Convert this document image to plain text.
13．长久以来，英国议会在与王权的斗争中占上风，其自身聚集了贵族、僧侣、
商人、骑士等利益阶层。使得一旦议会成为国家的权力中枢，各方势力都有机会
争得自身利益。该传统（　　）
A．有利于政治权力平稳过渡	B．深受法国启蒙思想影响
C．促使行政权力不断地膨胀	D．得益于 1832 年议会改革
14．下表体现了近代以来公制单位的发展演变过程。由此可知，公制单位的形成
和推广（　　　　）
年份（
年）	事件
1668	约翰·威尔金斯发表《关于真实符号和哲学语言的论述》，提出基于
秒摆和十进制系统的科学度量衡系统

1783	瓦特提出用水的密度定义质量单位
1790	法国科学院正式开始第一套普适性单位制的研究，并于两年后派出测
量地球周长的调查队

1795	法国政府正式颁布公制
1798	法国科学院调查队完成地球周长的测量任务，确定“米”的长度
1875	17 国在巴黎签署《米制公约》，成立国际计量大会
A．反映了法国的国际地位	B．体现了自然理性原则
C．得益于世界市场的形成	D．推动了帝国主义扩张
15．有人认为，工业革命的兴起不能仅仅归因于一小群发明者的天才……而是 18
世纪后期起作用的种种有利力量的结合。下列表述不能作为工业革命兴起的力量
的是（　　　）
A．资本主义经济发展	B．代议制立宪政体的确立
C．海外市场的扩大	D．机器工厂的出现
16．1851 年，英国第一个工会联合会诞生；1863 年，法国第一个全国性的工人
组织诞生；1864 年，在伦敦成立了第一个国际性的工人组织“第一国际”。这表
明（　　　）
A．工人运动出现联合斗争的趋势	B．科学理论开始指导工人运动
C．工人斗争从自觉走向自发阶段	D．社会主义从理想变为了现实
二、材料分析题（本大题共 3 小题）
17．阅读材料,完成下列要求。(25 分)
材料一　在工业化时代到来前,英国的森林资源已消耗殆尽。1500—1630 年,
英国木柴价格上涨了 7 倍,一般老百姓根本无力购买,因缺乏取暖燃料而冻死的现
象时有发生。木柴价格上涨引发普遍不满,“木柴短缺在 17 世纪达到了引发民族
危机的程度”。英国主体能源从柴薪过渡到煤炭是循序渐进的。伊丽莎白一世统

## WHAT IS BEING ASKED
Return every line exactly.

## COMPLETE RESPONSE
Convert this document image to plain text.
13．长久以来，英国议会在与王权的斗争中占上风，其自身聚集了贵族、僧侣、
商人、骑士等利益阶层。使得一旦议会成为国家的权力中枢，各方势力都有机会
争得自身利益。该传统（　　）
A．有利于政治权力平稳过渡	B．深受法国启蒙思想影响
C．促使行政权力不断地膨胀	D．得益于 1832 年议会改革
14．下表体现了近代以来公制单位的发展演变过程。由此可知，公制单位的形成
和推广（　　　　）
年份（
年）	事件
1668	约翰·威尔金斯发表《关于真实符号和哲学语言的论述》，提出基于
秒摆和十进制系统的科学度量衡系统

1783	瓦特提出用水的密度定义质量单位
1790	法国科学院正式开始第一套普适性单位制的研究，并于两年后派出测
量地球周长的调查队

1795	法国政府正式颁布公制
1798	法国科学院调查队完成地球周长的测量任务，确定“米”的长度
1875	17 国在巴黎签署《米制公约》，成立国际计量大会
A．反映了法国的国际地位	B．体现了自然理性原则
C．得益于世界市场的形成	D．推动了帝国主义扩张
15．有人认为，工业革命的兴起不能仅仅归因于一小群发明者的天才……而是 18
世纪后期起作用的种种有利力量的结合。下列表述不能作为工业革命兴起的力量
的是（　　　）
A．资本主义经济发展	B．代议制立宪政体的确立
C．海外市场的扩大	D．机器工厂的出现
16．1851 年，英国第一个工会联合会诞生；1863 年，法国第一个全国性的工人
组织诞生；1864 年，在伦敦成立了第一个国际性的工人组织“第一国际”。这表
明（　　　）
A．工人运动出现联合斗争的趋势	B．科学理论开始指导工人运动
C．工人斗争从自觉走向自发阶段	D．社会主义从理想变为了现实
二、材料分析题（本大题共 3 小题）
17．阅读材料,完成下列要求。(25 分)
材料一　在工业化时代到来前,英国的森林资源已消耗殆尽。1500—1630 年,
英国木柴价格上涨了 7 倍,一般老百姓根本无力购买,因缺乏取暖燃料而冻死的现
象时有发生。木柴价格上涨引发普遍不满,“木柴短缺在 17 世纪达到了引发民族
危机的程度”。英国主体能源从柴薪过渡到煤炭是循序渐进的。伊丽莎白一世统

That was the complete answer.